Report the count of lines containing the word "¹HFe" in the entries below, and nothing more.

===== Supplied material =====

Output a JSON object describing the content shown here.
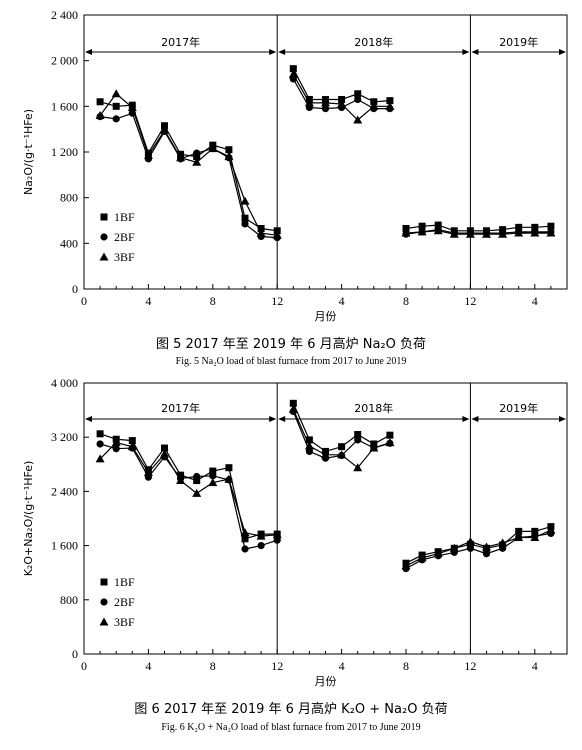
{
  "chart_data": [
    {
      "type": "line",
      "ylabel": "Na₂O/(g·t⁻¹HFe)",
      "xlabel": "月份",
      "ylim": [
        0,
        2400
      ],
      "yticks": [
        "0",
        "400",
        "800",
        "1 200",
        "1 600",
        "2 000",
        "2 400"
      ],
      "xticks": [
        "0",
        "4",
        "8",
        "12",
        "4",
        "8",
        "12",
        "4"
      ],
      "periods": [
        "2017年",
        "2018年",
        "2019年"
      ],
      "legend_position": "bottom-left",
      "x": [
        1,
        2,
        3,
        4,
        5,
        6,
        7,
        8,
        9,
        10,
        11,
        12,
        13,
        14,
        15,
        16,
        17,
        18,
        19,
        20,
        21,
        22,
        23,
        24,
        25,
        26,
        27,
        28,
        29
      ],
      "series": [
        {
          "name": "1BF",
          "marker": "square",
          "values": [
            1640,
            1600,
            1610,
            1190,
            1430,
            1180,
            1160,
            1260,
            1220,
            620,
            530,
            510,
            1930,
            1660,
            1660,
            1660,
            1710,
            1640,
            1650,
            530,
            550,
            560,
            510,
            510,
            510,
            520,
            540,
            540,
            550
          ]
        },
        {
          "name": "2BF",
          "marker": "circle",
          "values": [
            1510,
            1490,
            1540,
            1140,
            1380,
            1140,
            1190,
            1230,
            1150,
            570,
            460,
            450,
            1840,
            1590,
            1580,
            1590,
            1660,
            1580,
            1580,
            480,
            500,
            520,
            490,
            490,
            490,
            490,
            500,
            500,
            500
          ]
        },
        {
          "name": "3BF",
          "marker": "triangle",
          "values": [
            1520,
            1710,
            1590,
            1170,
            1390,
            1150,
            1110,
            1230,
            1160,
            770,
            490,
            470,
            1880,
            1630,
            1630,
            1620,
            1480,
            1600,
            1600,
            490,
            500,
            510,
            480,
            480,
            480,
            480,
            490,
            490,
            490
          ]
        }
      ],
      "caption_cn": "图 5   2017 年至 2019 年 6 月高炉 Na₂O 负荷",
      "caption_en": "Fig. 5    Na₂O load of blast furnace from 2017 to June 2019"
    },
    {
      "type": "line",
      "ylabel": "K₂O+Na₂O/(g·t⁻¹HFe)",
      "xlabel": "月份",
      "ylim": [
        0,
        4000
      ],
      "yticks": [
        "0",
        "800",
        "1 600",
        "2 400",
        "3 200",
        "4 000"
      ],
      "xticks": [
        "0",
        "4",
        "8",
        "12",
        "4",
        "8",
        "12",
        "4"
      ],
      "periods": [
        "2017年",
        "2018年",
        "2019年"
      ],
      "legend_position": "bottom-left",
      "x": [
        1,
        2,
        3,
        4,
        5,
        6,
        7,
        8,
        9,
        10,
        11,
        12,
        13,
        14,
        15,
        16,
        17,
        18,
        19,
        20,
        21,
        22,
        23,
        24,
        25,
        26,
        27,
        28,
        29
      ],
      "series": [
        {
          "name": "1BF",
          "marker": "square",
          "values": [
            3250,
            3170,
            3150,
            2720,
            3040,
            2640,
            2560,
            2700,
            2750,
            1700,
            1770,
            1770,
            3700,
            3160,
            2990,
            3060,
            3240,
            3100,
            3230,
            1340,
            1460,
            1510,
            1560,
            1620,
            1560,
            1610,
            1810,
            1810,
            1880
          ]
        },
        {
          "name": "2BF",
          "marker": "circle",
          "values": [
            3100,
            3030,
            3040,
            2610,
            2910,
            2590,
            2620,
            2630,
            2570,
            1550,
            1600,
            1680,
            3580,
            2990,
            2890,
            2930,
            3160,
            3040,
            3110,
            1260,
            1390,
            1450,
            1500,
            1560,
            1480,
            1560,
            1720,
            1740,
            1780
          ]
        },
        {
          "name": "3BF",
          "marker": "triangle",
          "values": [
            2880,
            3120,
            3060,
            2680,
            2950,
            2560,
            2370,
            2530,
            2580,
            1790,
            1740,
            1760,
            3610,
            3070,
            2940,
            2940,
            2750,
            3040,
            3120,
            1300,
            1420,
            1480,
            1560,
            1660,
            1580,
            1640,
            1720,
            1720,
            1830
          ]
        }
      ],
      "caption_cn": "图 6   2017 年至 2019 年 6 月高炉 K₂O + Na₂O 负荷",
      "caption_en": "Fig. 6    K₂O  +  Na₂O load of blast furnace from 2017 to June 2019"
    }
  ]
}
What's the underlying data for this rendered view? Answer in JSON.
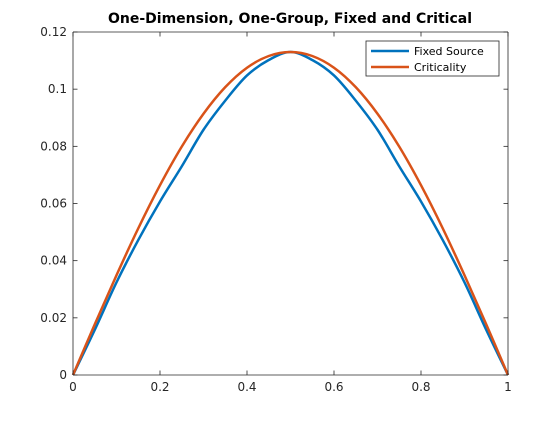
{
  "chart_data": {
    "type": "line",
    "title": "One-Dimension, One-Group, Fixed and Critical",
    "xlabel": "",
    "ylabel": "",
    "xlim": [
      0,
      1
    ],
    "ylim": [
      0,
      0.12
    ],
    "x_ticks": [
      0,
      0.2,
      0.4,
      0.6,
      0.8,
      1
    ],
    "x_tick_labels": [
      "0",
      "0.2",
      "0.4",
      "0.6",
      "0.8",
      "1"
    ],
    "y_ticks": [
      0,
      0.02,
      0.04,
      0.06,
      0.08,
      0.1,
      0.12
    ],
    "y_tick_labels": [
      "0",
      "0.02",
      "0.04",
      "0.06",
      "0.08",
      "0.1",
      "0.12"
    ],
    "grid": false,
    "legend_position": "top-right",
    "x": [
      0,
      0.05,
      0.1,
      0.15,
      0.2,
      0.25,
      0.3,
      0.35,
      0.4,
      0.45,
      0.5,
      0.55,
      0.6,
      0.65,
      0.7,
      0.75,
      0.8,
      0.85,
      0.9,
      0.95,
      1
    ],
    "series": [
      {
        "name": "Fixed Source",
        "color": "#0072BD",
        "values": [
          0,
          0.0158,
          0.0324,
          0.0472,
          0.0607,
          0.073,
          0.0858,
          0.096,
          0.1048,
          0.1102,
          0.113,
          0.1102,
          0.1048,
          0.096,
          0.0858,
          0.073,
          0.0607,
          0.0472,
          0.0324,
          0.0158,
          0
        ]
      },
      {
        "name": "Criticality",
        "color": "#D95319",
        "values": [
          0,
          0.0177,
          0.0349,
          0.0513,
          0.0664,
          0.0799,
          0.0914,
          0.1007,
          0.1075,
          0.1116,
          0.113,
          0.1116,
          0.1075,
          0.1007,
          0.0914,
          0.0799,
          0.0664,
          0.0513,
          0.0349,
          0.0177,
          0
        ]
      }
    ]
  }
}
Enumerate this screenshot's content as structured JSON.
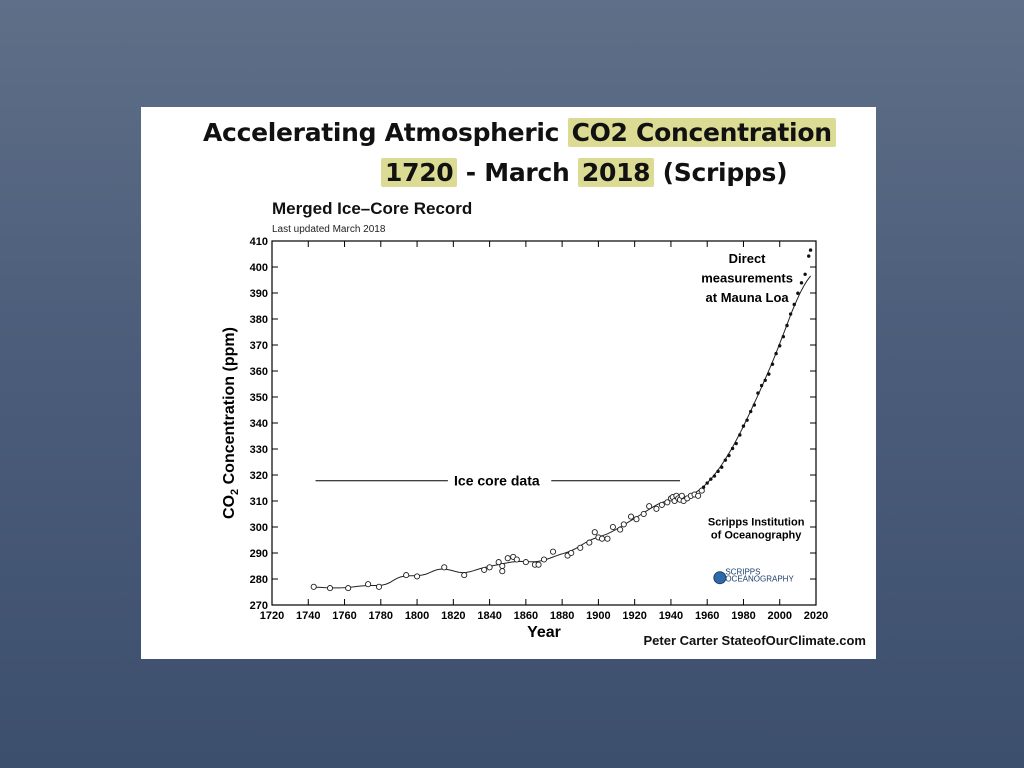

=====

Solution
2